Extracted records
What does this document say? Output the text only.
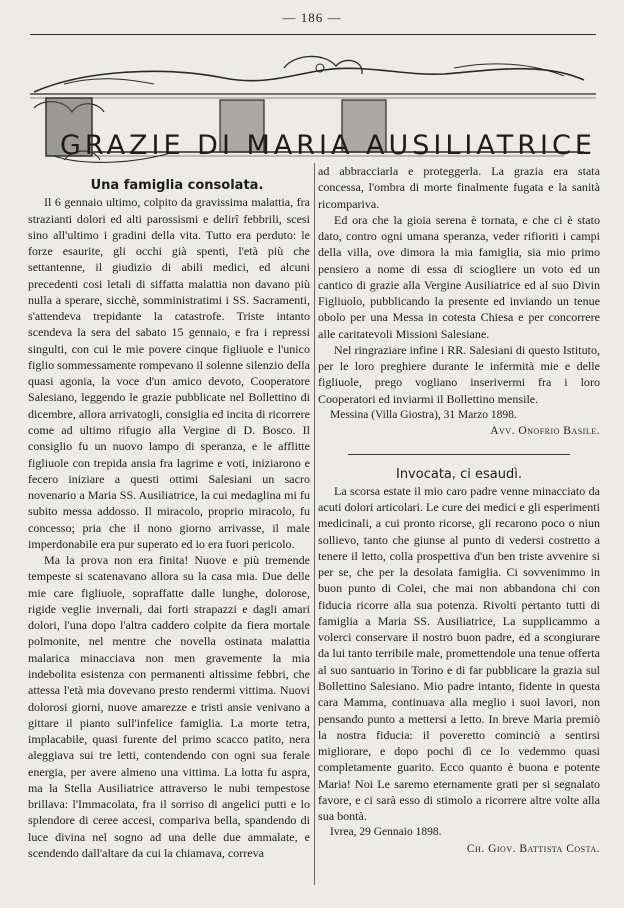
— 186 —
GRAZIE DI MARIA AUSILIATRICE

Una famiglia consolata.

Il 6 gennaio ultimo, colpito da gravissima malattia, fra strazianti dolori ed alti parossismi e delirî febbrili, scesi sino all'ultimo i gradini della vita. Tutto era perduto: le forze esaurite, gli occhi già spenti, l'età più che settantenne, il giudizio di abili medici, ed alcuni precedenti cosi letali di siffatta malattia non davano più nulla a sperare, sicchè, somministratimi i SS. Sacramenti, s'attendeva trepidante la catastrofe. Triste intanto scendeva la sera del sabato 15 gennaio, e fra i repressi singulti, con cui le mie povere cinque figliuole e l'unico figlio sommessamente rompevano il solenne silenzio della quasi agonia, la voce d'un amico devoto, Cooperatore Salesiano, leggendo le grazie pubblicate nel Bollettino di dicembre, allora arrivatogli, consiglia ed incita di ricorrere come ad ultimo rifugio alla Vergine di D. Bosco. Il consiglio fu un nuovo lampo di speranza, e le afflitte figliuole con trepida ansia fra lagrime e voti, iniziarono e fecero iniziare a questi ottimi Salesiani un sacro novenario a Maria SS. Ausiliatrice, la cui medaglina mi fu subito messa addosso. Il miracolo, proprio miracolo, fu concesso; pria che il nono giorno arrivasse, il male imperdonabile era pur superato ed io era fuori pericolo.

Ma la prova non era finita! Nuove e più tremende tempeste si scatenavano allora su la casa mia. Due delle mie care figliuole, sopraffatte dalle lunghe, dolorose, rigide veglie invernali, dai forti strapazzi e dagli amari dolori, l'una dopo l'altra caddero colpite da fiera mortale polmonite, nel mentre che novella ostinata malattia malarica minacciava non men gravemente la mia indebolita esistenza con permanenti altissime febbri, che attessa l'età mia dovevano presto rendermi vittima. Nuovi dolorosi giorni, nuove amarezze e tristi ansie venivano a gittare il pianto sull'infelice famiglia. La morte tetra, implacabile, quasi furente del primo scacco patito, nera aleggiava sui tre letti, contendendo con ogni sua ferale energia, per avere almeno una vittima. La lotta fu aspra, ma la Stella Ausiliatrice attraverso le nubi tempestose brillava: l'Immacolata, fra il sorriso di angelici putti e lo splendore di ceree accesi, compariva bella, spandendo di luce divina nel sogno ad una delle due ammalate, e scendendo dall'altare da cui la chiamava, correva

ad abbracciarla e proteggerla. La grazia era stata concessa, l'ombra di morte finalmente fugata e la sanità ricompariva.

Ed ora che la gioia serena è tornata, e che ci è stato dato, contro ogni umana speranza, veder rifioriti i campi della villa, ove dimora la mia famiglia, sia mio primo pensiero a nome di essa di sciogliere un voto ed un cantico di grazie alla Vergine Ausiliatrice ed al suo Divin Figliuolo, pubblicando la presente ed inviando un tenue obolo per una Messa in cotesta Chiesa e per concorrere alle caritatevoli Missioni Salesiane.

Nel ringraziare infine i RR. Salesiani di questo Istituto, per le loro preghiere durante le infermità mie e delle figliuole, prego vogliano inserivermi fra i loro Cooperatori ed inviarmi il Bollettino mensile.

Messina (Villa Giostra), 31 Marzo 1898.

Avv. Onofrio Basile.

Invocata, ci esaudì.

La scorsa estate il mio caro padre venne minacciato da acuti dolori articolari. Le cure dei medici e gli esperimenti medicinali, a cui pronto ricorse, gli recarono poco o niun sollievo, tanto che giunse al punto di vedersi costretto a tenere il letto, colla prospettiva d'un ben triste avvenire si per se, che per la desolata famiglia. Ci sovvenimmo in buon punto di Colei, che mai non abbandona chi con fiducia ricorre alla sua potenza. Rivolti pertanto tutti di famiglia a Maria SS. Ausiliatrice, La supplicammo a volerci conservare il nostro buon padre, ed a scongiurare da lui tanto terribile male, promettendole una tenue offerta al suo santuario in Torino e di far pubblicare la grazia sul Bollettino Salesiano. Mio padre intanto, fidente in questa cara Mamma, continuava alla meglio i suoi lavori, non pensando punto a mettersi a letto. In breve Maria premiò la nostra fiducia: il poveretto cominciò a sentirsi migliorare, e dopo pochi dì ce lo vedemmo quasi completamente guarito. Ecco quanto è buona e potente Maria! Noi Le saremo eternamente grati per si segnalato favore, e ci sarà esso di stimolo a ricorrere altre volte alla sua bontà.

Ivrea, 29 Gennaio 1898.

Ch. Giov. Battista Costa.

--

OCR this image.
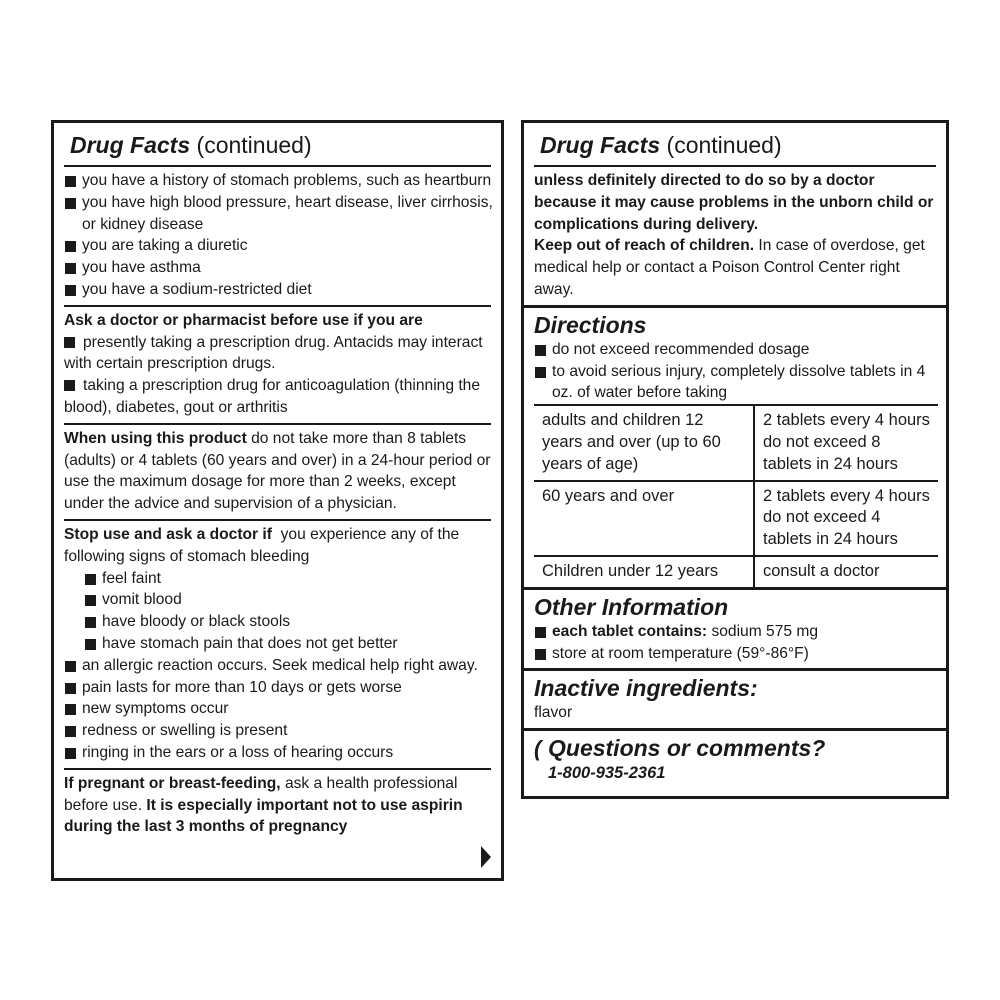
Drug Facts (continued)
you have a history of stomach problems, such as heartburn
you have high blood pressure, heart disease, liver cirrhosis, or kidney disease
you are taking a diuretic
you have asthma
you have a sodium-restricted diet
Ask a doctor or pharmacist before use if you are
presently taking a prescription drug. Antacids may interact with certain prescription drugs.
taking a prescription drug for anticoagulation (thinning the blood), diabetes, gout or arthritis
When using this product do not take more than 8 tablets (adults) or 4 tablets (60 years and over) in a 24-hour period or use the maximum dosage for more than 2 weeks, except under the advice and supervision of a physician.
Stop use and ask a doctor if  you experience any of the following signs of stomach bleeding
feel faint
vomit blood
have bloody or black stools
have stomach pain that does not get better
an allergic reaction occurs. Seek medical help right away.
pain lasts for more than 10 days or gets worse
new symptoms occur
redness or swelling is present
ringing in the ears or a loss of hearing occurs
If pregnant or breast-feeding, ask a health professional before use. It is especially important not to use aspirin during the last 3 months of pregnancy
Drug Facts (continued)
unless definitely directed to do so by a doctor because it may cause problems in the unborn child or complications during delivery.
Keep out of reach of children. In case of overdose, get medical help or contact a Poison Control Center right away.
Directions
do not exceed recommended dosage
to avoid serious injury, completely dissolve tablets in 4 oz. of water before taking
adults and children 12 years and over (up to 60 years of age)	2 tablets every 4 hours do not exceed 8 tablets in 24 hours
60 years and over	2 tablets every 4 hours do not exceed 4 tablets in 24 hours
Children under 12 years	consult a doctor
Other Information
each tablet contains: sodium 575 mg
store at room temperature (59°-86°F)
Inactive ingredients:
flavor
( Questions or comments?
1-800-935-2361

Your goal: Scan the listing above and identify each line holding the string "hours"; copy every such line.

Reply:
adults and children 12 years and over (up to 60 years of age)	2 tablets every 4 hours do not exceed 8 tablets in 24 hours
60 years and over	2 tablets every 4 hours do not exceed 4 tablets in 24 hours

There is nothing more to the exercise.